--- Begin Dataset excerpts ---
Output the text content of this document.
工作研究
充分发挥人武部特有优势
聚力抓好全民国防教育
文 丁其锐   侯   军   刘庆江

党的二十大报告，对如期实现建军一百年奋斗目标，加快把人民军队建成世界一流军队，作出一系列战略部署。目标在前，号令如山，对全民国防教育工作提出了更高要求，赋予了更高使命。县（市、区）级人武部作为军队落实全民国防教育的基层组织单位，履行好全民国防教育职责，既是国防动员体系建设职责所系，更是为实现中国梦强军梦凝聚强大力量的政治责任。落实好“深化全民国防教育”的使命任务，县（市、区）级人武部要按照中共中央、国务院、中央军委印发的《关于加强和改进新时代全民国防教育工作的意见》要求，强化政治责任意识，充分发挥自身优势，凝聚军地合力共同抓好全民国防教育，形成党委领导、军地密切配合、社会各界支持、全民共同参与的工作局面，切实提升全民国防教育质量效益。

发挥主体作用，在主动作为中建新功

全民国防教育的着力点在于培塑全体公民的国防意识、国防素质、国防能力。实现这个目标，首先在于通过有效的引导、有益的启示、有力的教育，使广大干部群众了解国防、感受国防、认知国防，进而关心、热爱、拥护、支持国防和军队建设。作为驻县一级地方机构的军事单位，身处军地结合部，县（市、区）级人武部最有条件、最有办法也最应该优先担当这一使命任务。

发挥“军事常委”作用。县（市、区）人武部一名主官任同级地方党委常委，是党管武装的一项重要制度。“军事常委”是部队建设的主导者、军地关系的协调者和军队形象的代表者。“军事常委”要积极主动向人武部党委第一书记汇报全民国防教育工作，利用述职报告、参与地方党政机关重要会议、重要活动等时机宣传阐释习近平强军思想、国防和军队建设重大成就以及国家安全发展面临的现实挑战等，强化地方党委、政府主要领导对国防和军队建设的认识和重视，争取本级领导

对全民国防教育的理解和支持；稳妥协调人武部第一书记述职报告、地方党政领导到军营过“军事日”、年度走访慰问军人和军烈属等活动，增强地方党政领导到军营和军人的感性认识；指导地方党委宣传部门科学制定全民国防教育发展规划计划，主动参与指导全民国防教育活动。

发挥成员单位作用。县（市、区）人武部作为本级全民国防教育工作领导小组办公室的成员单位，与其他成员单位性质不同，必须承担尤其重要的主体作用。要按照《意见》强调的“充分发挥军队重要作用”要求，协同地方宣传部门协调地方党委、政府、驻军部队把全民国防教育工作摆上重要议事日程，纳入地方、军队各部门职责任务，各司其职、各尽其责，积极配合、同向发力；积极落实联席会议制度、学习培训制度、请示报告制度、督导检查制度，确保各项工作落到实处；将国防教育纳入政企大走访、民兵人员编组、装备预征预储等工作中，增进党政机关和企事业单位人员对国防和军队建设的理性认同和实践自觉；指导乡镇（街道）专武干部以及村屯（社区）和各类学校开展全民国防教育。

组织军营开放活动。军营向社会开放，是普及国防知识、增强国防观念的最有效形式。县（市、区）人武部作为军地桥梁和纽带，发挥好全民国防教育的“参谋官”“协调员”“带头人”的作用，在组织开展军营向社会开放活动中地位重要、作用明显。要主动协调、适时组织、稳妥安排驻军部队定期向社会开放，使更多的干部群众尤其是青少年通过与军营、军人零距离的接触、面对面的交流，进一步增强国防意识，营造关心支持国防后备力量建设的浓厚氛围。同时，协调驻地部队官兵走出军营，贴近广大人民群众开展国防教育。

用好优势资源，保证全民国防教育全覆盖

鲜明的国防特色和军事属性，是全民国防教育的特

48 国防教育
--- End Dataset excerpts ---
Problem details: All of the data shown above must be copied exactly.

Task response:
Output the text content of this document.
工作研究
充分发挥人武部特有优势
聚力抓好全民国防教育
文 丁其锐   侯   军   刘庆江

党的二十大报告，对如期实现建军一百年奋斗目标，加快把人民军队建成世界一流军队，作出一系列战略部署。目标在前，号令如山，对全民国防教育工作提出了更高要求，赋予了更高使命。县（市、区）级人武部作为军队落实全民国防教育的基层组织单位，履行好全民国防教育职责，既是国防动员体系建设职责所系，更是为实现中国梦强军梦凝聚强大力量的政治责任。落实好“深化全民国防教育”的使命任务，县（市、区）级人武部要按照中共中央、国务院、中央军委印发的《关于加强和改进新时代全民国防教育工作的意见》要求，强化政治责任意识，充分发挥自身优势，凝聚军地合力共同抓好全民国防教育，形成党委领导、军地密切配合、社会各界支持、全民共同参与的工作局面，切实提升全民国防教育质量效益。

发挥主体作用，在主动作为中建新功

全民国防教育的着力点在于培塑全体公民的国防意识、国防素质、国防能力。实现这个目标，首先在于通过有效的引导、有益的启示、有力的教育，使广大干部群众了解国防、感受国防、认知国防，进而关心、热爱、拥护、支持国防和军队建设。作为驻县一级地方机构的军事单位，身处军地结合部，县（市、区）级人武部最有条件、最有办法也最应该优先担当这一使命任务。

发挥“军事常委”作用。县（市、区）人武部一名主官任同级地方党委常委，是党管武装的一项重要制度。“军事常委”是部队建设的主导者、军地关系的协调者和军队形象的代表者。“军事常委”要积极主动向人武部党委第一书记汇报全民国防教育工作，利用述职报告、参与地方党政机关重要会议、重要活动等时机宣传阐释习近平强军思想、国防和军队建设重大成就以及国家安全发展面临的现实挑战等，强化地方党委、政府主要领导对国防和军队建设的认识和重视，争取本级领导

对全民国防教育的理解和支持；稳妥协调人武部第一书记述职报告、地方党政领导到军营过“军事日”、年度走访慰问军人和军烈属等活动，增强地方党政领导到军营和军人的感性认识；指导地方党委宣传部门科学制定全民国防教育发展规划计划，主动参与指导全民国防教育活动。

发挥成员单位作用。县（市、区）人武部作为本级全民国防教育工作领导小组办公室的成员单位，与其他成员单位性质不同，必须承担尤其重要的主体作用。要按照《意见》强调的“充分发挥军队重要作用”要求，协同地方宣传部门协调地方党委、政府、驻军部队把全民国防教育工作摆上重要议事日程，纳入地方、军队各部门职责任务，各司其职、各尽其责，积极配合、同向发力；积极落实联席会议制度、学习培训制度、请示报告制度、督导检查制度，确保各项工作落到实处；将国防教育纳入政企大走访、民兵人员编组、装备预征预储等工作中，增进党政机关和企事业单位人员对国防和军队建设的理性认同和实践自觉；指导乡镇（街道）专武干部以及村屯（社区）和各类学校开展全民国防教育。

组织军营开放活动。军营向社会开放，是普及国防知识、增强国防观念的最有效形式。县（市、区）人武部作为军地桥梁和纽带，发挥好全民国防教育的“参谋官”“协调员”“带头人”的作用，在组织开展军营向社会开放活动中地位重要、作用明显。要主动协调、适时组织、稳妥安排驻军部队定期向社会开放，使更多的干部群众尤其是青少年通过与军营、军人零距离的接触、面对面的交流，进一步增强国防意识，营造关心支持国防后备力量建设的浓厚氛围。同时，协调驻地部队官兵走出军营，贴近广大人民群众开展国防教育。

用好优势资源，保证全民国防教育全覆盖

鲜明的国防特色和军事属性，是全民国防教育的特

48 国防教育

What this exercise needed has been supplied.